**Saved entries:**

▼

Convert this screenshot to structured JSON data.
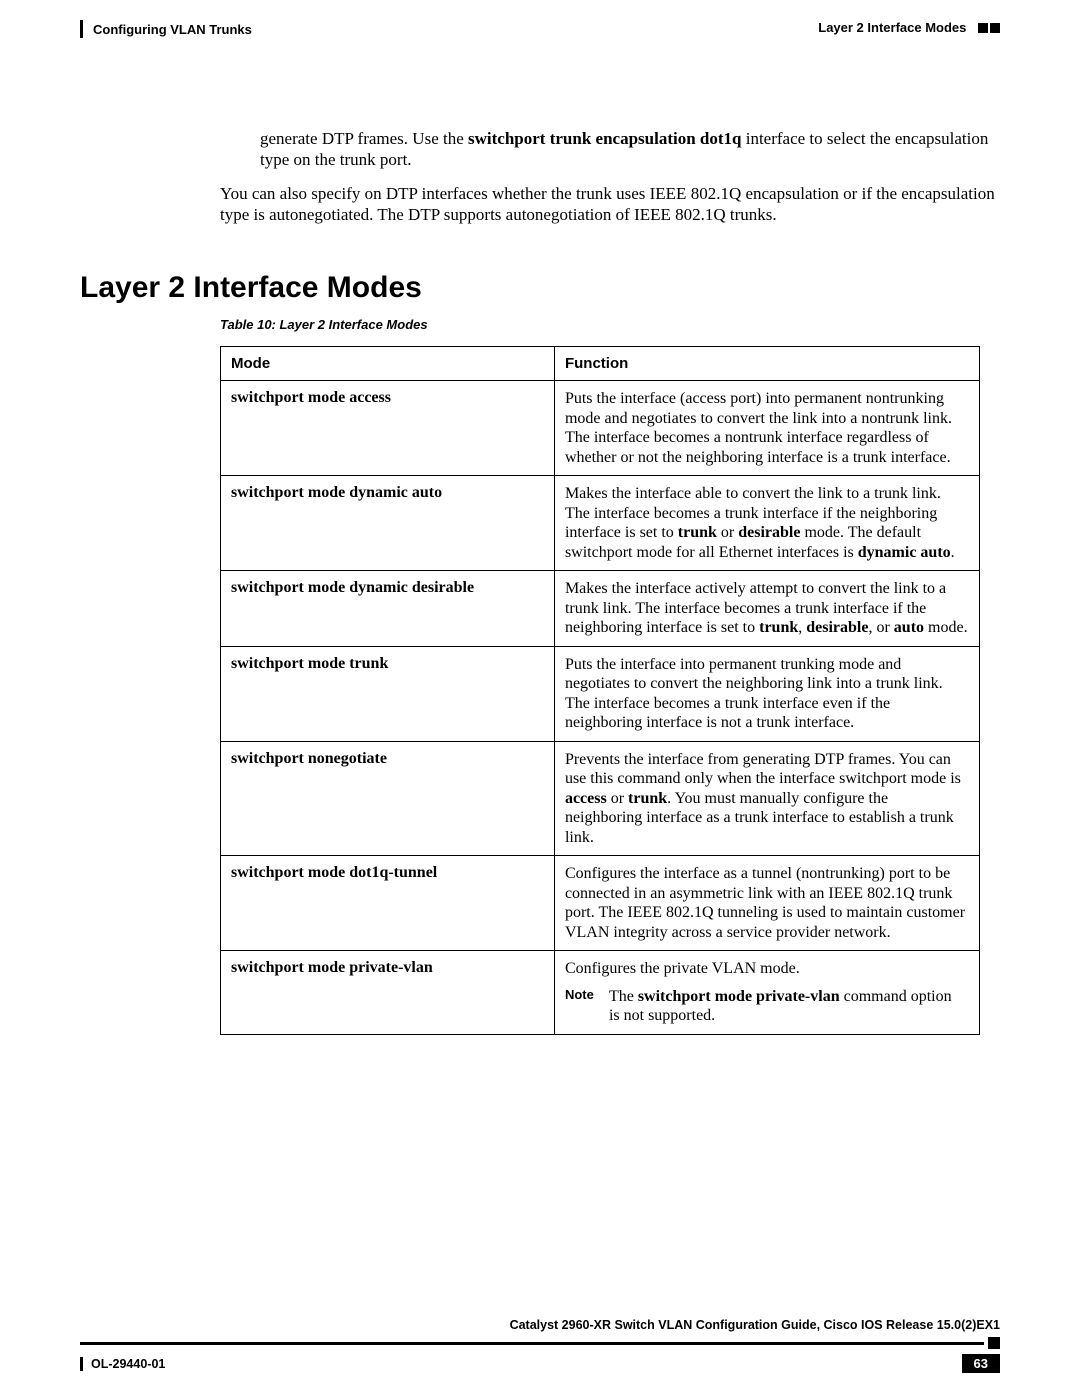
{
  "header": {
    "left": "Configuring VLAN Trunks",
    "right": "Layer 2 Interface Modes"
  },
  "intro": {
    "p1_pre": "generate DTP frames. Use the",
    "p1_bold": "switchport trunk encapsulation dot1q",
    "p1_post": " interface to select the encapsulation type on the trunk port.",
    "p2": "You can also specify on DTP interfaces whether the trunk uses IEEE 802.1Q encapsulation or if the encapsulation type is autonegotiated. The DTP supports autonegotiation of IEEE 802.1Q trunks."
  },
  "section": {
    "heading": "Layer 2 Interface Modes",
    "table_caption": "Table 10: Layer 2 Interface Modes"
  },
  "table": {
    "head_mode": "Mode",
    "head_func": "Function",
    "rows": [
      {
        "mode": "switchport mode access",
        "func_parts": [
          {
            "t": "Puts the interface (access port) into permanent nontrunking mode and negotiates to convert the link into a nontrunk link. The interface becomes a nontrunk interface regardless of whether or not the neighboring interface is a trunk interface."
          }
        ]
      },
      {
        "mode": "switchport mode dynamic auto",
        "func_parts": [
          {
            "t": "Makes the interface able to convert the link to a trunk link. The interface becomes a trunk interface if the neighboring interface is set to "
          },
          {
            "t": "trunk",
            "b": true
          },
          {
            "t": " or "
          },
          {
            "t": "desirable",
            "b": true
          },
          {
            "t": " mode. The default switchport mode for all Ethernet interfaces is "
          },
          {
            "t": "dynamic auto",
            "b": true
          },
          {
            "t": "."
          }
        ]
      },
      {
        "mode": "switchport mode dynamic desirable",
        "func_parts": [
          {
            "t": "Makes the interface actively attempt to convert the link to a trunk link. The interface becomes a trunk interface if the neighboring interface is set to "
          },
          {
            "t": "trunk",
            "b": true
          },
          {
            "t": ", "
          },
          {
            "t": "desirable",
            "b": true
          },
          {
            "t": ", or "
          },
          {
            "t": "auto",
            "b": true
          },
          {
            "t": " mode."
          }
        ]
      },
      {
        "mode": "switchport mode trunk",
        "func_parts": [
          {
            "t": "Puts the interface into permanent trunking mode and negotiates to convert the neighboring link into a trunk link. The interface becomes a trunk interface even if the neighboring interface is not a trunk interface."
          }
        ]
      },
      {
        "mode": "switchport nonegotiate",
        "func_parts": [
          {
            "t": "Prevents the interface from generating DTP frames. You can use this command only when the interface switchport mode is "
          },
          {
            "t": "access",
            "b": true
          },
          {
            "t": " or "
          },
          {
            "t": "trunk",
            "b": true
          },
          {
            "t": ". You must manually configure the neighboring interface as a trunk interface to establish a trunk link."
          }
        ]
      },
      {
        "mode": "switchport mode dot1q-tunnel",
        "func_parts": [
          {
            "t": "Configures the interface as a tunnel (nontrunking) port to be connected in an asymmetric link with an IEEE 802.1Q trunk port. The IEEE 802.1Q tunneling is used to maintain customer VLAN integrity across a service provider network."
          }
        ]
      },
      {
        "mode": "switchport mode private-vlan",
        "func_parts": [
          {
            "t": "Configures the private VLAN mode."
          }
        ],
        "note": {
          "label": "Note",
          "parts": [
            {
              "t": "The  "
            },
            {
              "t": "switchport mode private-vlan",
              "b": true
            },
            {
              "t": " command option is not supported."
            }
          ]
        }
      }
    ]
  },
  "footer": {
    "guide_title": "Catalyst 2960-XR Switch VLAN Configuration Guide, Cisco IOS Release 15.0(2)EX1",
    "doc_id": "OL-29440-01",
    "page_num": "63"
  },
  "style": {
    "colors": {
      "text": "#000000",
      "background": "#ffffff",
      "footer_badge_bg": "#000000",
      "footer_badge_fg": "#ffffff"
    },
    "fonts": {
      "serif": "Times New Roman",
      "sans": "Arial"
    }
  }
}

▲

**WRITTEN EXERCISE:**
Quote the records above exactly, leaving out any pictures.

**TASK RESPONSE:**
Convert this screenshot to structured JSON data.
{
  "header": {
    "left": "Configuring VLAN Trunks",
    "right": "Layer 2 Interface Modes"
  },
  "intro": {
    "p1_pre": "generate DTP frames. Use the",
    "p1_bold": "switchport trunk encapsulation dot1q",
    "p1_post": " interface to select the encapsulation type on the trunk port.",
    "p2": "You can also specify on DTP interfaces whether the trunk uses IEEE 802.1Q encapsulation or if the encapsulation type is autonegotiated. The DTP supports autonegotiation of IEEE 802.1Q trunks."
  },
  "section": {
    "heading": "Layer 2 Interface Modes",
    "table_caption": "Table 10: Layer 2 Interface Modes"
  },
  "table": {
    "head_mode": "Mode",
    "head_func": "Function",
    "rows": [
      {
        "mode": "switchport mode access",
        "func_parts": [
          {
            "t": "Puts the interface (access port) into permanent nontrunking mode and negotiates to convert the link into a nontrunk link. The interface becomes a nontrunk interface regardless of whether or not the neighboring interface is a trunk interface."
          }
        ]
      },
      {
        "mode": "switchport mode dynamic auto",
        "func_parts": [
          {
            "t": "Makes the interface able to convert the link to a trunk link. The interface becomes a trunk interface if the neighboring interface is set to "
          },
          {
            "t": "trunk",
            "b": true
          },
          {
            "t": " or "
          },
          {
            "t": "desirable",
            "b": true
          },
          {
            "t": " mode. The default switchport mode for all Ethernet interfaces is "
          },
          {
            "t": "dynamic auto",
            "b": true
          },
          {
            "t": "."
          }
        ]
      },
      {
        "mode": "switchport mode dynamic desirable",
        "func_parts": [
          {
            "t": "Makes the interface actively attempt to convert the link to a trunk link. The interface becomes a trunk interface if the neighboring interface is set to "
          },
          {
            "t": "trunk",
            "b": true
          },
          {
            "t": ", "
          },
          {
            "t": "desirable",
            "b": true
          },
          {
            "t": ", or "
          },
          {
            "t": "auto",
            "b": true
          },
          {
            "t": " mode."
          }
        ]
      },
      {
        "mode": "switchport mode trunk",
        "func_parts": [
          {
            "t": "Puts the interface into permanent trunking mode and negotiates to convert the neighboring link into a trunk link. The interface becomes a trunk interface even if the neighboring interface is not a trunk interface."
          }
        ]
      },
      {
        "mode": "switchport nonegotiate",
        "func_parts": [
          {
            "t": "Prevents the interface from generating DTP frames. You can use this command only when the interface switchport mode is "
          },
          {
            "t": "access",
            "b": true
          },
          {
            "t": " or "
          },
          {
            "t": "trunk",
            "b": true
          },
          {
            "t": ". You must manually configure the neighboring interface as a trunk interface to establish a trunk link."
          }
        ]
      },
      {
        "mode": "switchport mode dot1q-tunnel",
        "func_parts": [
          {
            "t": "Configures the interface as a tunnel (nontrunking) port to be connected in an asymmetric link with an IEEE 802.1Q trunk port. The IEEE 802.1Q tunneling is used to maintain customer VLAN integrity across a service provider network."
          }
        ]
      },
      {
        "mode": "switchport mode private-vlan",
        "func_parts": [
          {
            "t": "Configures the private VLAN mode."
          }
        ],
        "note": {
          "label": "Note",
          "parts": [
            {
              "t": "The  "
            },
            {
              "t": "switchport mode private-vlan",
              "b": true
            },
            {
              "t": " command option is not supported."
            }
          ]
        }
      }
    ]
  },
  "footer": {
    "guide_title": "Catalyst 2960-XR Switch VLAN Configuration Guide, Cisco IOS Release 15.0(2)EX1",
    "doc_id": "OL-29440-01",
    "page_num": "63"
  },
  "style": {
    "colors": {
      "text": "#000000",
      "background": "#ffffff",
      "footer_badge_bg": "#000000",
      "footer_badge_fg": "#ffffff"
    },
    "fonts": {
      "serif": "Times New Roman",
      "sans": "Arial"
    }
  }
}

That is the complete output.